TASK TO CARRY OUT: Give only the number of lines in the records that include the string "ηππ⁰".

[START]

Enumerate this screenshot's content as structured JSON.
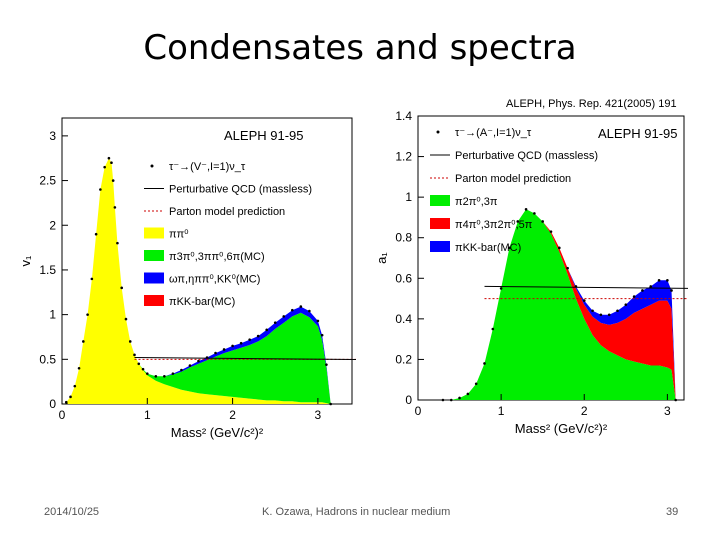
{
  "slide": {
    "title": "Condensates and spectra",
    "reference": "ALEPH, Phys. Rep. 421(2005) 191",
    "date": "2014/10/25",
    "author_line": "K. Ozawa, Hadrons in nuclear medium",
    "page_number": "39"
  },
  "chart_data": [
    {
      "type": "area",
      "panel": "vector",
      "experiment_label": "ALEPH 91-95",
      "xlabel": "Mass² (GeV/c²)²",
      "ylabel": "v₁",
      "xlim": [
        0,
        3.4
      ],
      "ylim": [
        0,
        3.2
      ],
      "x_ticks": [
        "0",
        "1",
        "2",
        "3"
      ],
      "y_ticks": [
        "0",
        "0.5",
        "1",
        "1.5",
        "2",
        "2.5",
        "3"
      ],
      "y_tick_values": [
        0,
        0.5,
        1,
        1.5,
        2,
        2.5,
        3
      ],
      "legend": [
        {
          "label": "τ⁻→(V⁻,I=1)ν_τ",
          "kind": "points",
          "color": "#000000"
        },
        {
          "label": "Perturbative QCD (massless)",
          "kind": "line",
          "color": "#000000"
        },
        {
          "label": "Parton model prediction",
          "kind": "dashed",
          "color": "#cc0000"
        },
        {
          "label": "ππ⁰",
          "kind": "fill",
          "color": "#ffff00"
        },
        {
          "label": "π3π⁰,3ππ⁰,6π(MC)",
          "kind": "fill",
          "color": "#00ee00"
        },
        {
          "label": "ωπ,ηππ⁰,KK⁰(MC)",
          "kind": "fill",
          "color": "#0000ff"
        },
        {
          "label": "πKK-bar(MC)",
          "kind": "fill",
          "color": "#ff0000"
        }
      ],
      "x": [
        0.05,
        0.1,
        0.15,
        0.2,
        0.25,
        0.3,
        0.35,
        0.4,
        0.45,
        0.5,
        0.55,
        0.58,
        0.6,
        0.62,
        0.65,
        0.7,
        0.75,
        0.8,
        0.85,
        0.9,
        0.95,
        1.0,
        1.1,
        1.2,
        1.3,
        1.4,
        1.5,
        1.6,
        1.7,
        1.8,
        1.9,
        2.0,
        2.1,
        2.2,
        2.3,
        2.4,
        2.5,
        2.6,
        2.7,
        2.8,
        2.9,
        3.0,
        3.05,
        3.1,
        3.15
      ],
      "series": [
        {
          "name": "ππ⁰",
          "values": [
            0.02,
            0.08,
            0.2,
            0.4,
            0.7,
            1.0,
            1.4,
            1.9,
            2.4,
            2.65,
            2.75,
            2.7,
            2.5,
            2.2,
            1.8,
            1.3,
            0.95,
            0.7,
            0.55,
            0.45,
            0.38,
            0.32,
            0.26,
            0.22,
            0.19,
            0.16,
            0.14,
            0.12,
            0.11,
            0.1,
            0.09,
            0.08,
            0.07,
            0.06,
            0.05,
            0.04,
            0.04,
            0.03,
            0.03,
            0.02,
            0.02,
            0.02,
            0.02,
            0.01,
            0.0
          ]
        },
        {
          "name": "π3π⁰,3ππ⁰,6π(MC)",
          "values": [
            0,
            0,
            0,
            0,
            0,
            0,
            0,
            0,
            0,
            0,
            0,
            0,
            0,
            0,
            0,
            0,
            0,
            0,
            0,
            0,
            0.01,
            0.02,
            0.05,
            0.09,
            0.14,
            0.2,
            0.27,
            0.33,
            0.38,
            0.43,
            0.48,
            0.52,
            0.56,
            0.6,
            0.65,
            0.72,
            0.8,
            0.88,
            0.95,
            1.0,
            0.95,
            0.85,
            0.7,
            0.4,
            0.0
          ]
        },
        {
          "name": "ωπ,ηππ⁰,KK⁰(MC)",
          "values": [
            0,
            0,
            0,
            0,
            0,
            0,
            0,
            0,
            0,
            0,
            0,
            0,
            0,
            0,
            0,
            0,
            0,
            0,
            0,
            0,
            0,
            0,
            0,
            0,
            0.01,
            0.02,
            0.02,
            0.03,
            0.03,
            0.04,
            0.04,
            0.05,
            0.05,
            0.06,
            0.06,
            0.07,
            0.07,
            0.07,
            0.07,
            0.07,
            0.07,
            0.06,
            0.05,
            0.03,
            0.0
          ]
        },
        {
          "name": "πKK-bar(MC)",
          "values": [
            0,
            0,
            0,
            0,
            0,
            0,
            0,
            0,
            0,
            0,
            0,
            0,
            0,
            0,
            0,
            0,
            0,
            0,
            0,
            0,
            0,
            0,
            0,
            0,
            0,
            0,
            0,
            0,
            0,
            0,
            0,
            0,
            0,
            0,
            0,
            0,
            0,
            0,
            0,
            0,
            0,
            0,
            0,
            0,
            0
          ]
        }
      ],
      "parton_model": 0.5,
      "perturbative_qcd": 0.52
    },
    {
      "type": "area",
      "panel": "axial",
      "experiment_label": "ALEPH 91-95",
      "xlabel": "Mass² (GeV/c²)²",
      "ylabel": "a₁",
      "xlim": [
        0,
        3.2
      ],
      "ylim": [
        0,
        1.4
      ],
      "x_ticks": [
        "0",
        "1",
        "2",
        "3"
      ],
      "y_ticks": [
        "0",
        "0.2",
        "0.4",
        "0.6",
        "0.8",
        "1",
        "1.2",
        "1.4"
      ],
      "y_tick_values": [
        0,
        0.2,
        0.4,
        0.6,
        0.8,
        1.0,
        1.2,
        1.4
      ],
      "legend": [
        {
          "label": "τ⁻→(A⁻,I=1)ν_τ",
          "kind": "points",
          "color": "#000000"
        },
        {
          "label": "Perturbative QCD (massless)",
          "kind": "line",
          "color": "#000000"
        },
        {
          "label": "Parton model prediction",
          "kind": "dashed",
          "color": "#cc0000"
        },
        {
          "label": "π2π⁰,3π",
          "kind": "fill",
          "color": "#00ee00"
        },
        {
          "label": "π4π⁰,3π2π⁰,5π",
          "kind": "fill",
          "color": "#ff0000"
        },
        {
          "label": "πKK-bar(MC)",
          "kind": "fill",
          "color": "#0000ff"
        }
      ],
      "x": [
        0.3,
        0.4,
        0.5,
        0.6,
        0.7,
        0.8,
        0.9,
        1.0,
        1.1,
        1.2,
        1.3,
        1.4,
        1.5,
        1.6,
        1.7,
        1.8,
        1.9,
        2.0,
        2.1,
        2.2,
        2.3,
        2.4,
        2.5,
        2.6,
        2.7,
        2.8,
        2.9,
        3.0,
        3.05,
        3.1
      ],
      "series": [
        {
          "name": "π2π⁰,3π",
          "values": [
            0.0,
            0.0,
            0.01,
            0.03,
            0.08,
            0.18,
            0.35,
            0.55,
            0.75,
            0.88,
            0.94,
            0.92,
            0.88,
            0.82,
            0.73,
            0.62,
            0.5,
            0.4,
            0.32,
            0.27,
            0.24,
            0.22,
            0.2,
            0.19,
            0.18,
            0.17,
            0.17,
            0.16,
            0.15,
            0.0
          ]
        },
        {
          "name": "π4π⁰,3π2π⁰,5π",
          "values": [
            0,
            0,
            0,
            0,
            0,
            0,
            0,
            0,
            0,
            0,
            0,
            0,
            0,
            0.01,
            0.02,
            0.03,
            0.05,
            0.07,
            0.09,
            0.11,
            0.13,
            0.16,
            0.2,
            0.24,
            0.27,
            0.3,
            0.32,
            0.33,
            0.3,
            0.0
          ]
        },
        {
          "name": "πKK-bar(MC)",
          "values": [
            0,
            0,
            0,
            0,
            0,
            0,
            0,
            0,
            0,
            0,
            0,
            0,
            0,
            0,
            0,
            0,
            0.01,
            0.02,
            0.03,
            0.04,
            0.05,
            0.06,
            0.07,
            0.08,
            0.09,
            0.09,
            0.1,
            0.1,
            0.09,
            0.0
          ]
        }
      ],
      "parton_model": 0.5,
      "perturbative_qcd": 0.56
    }
  ]
}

[END]

FINAL ANSWER: 2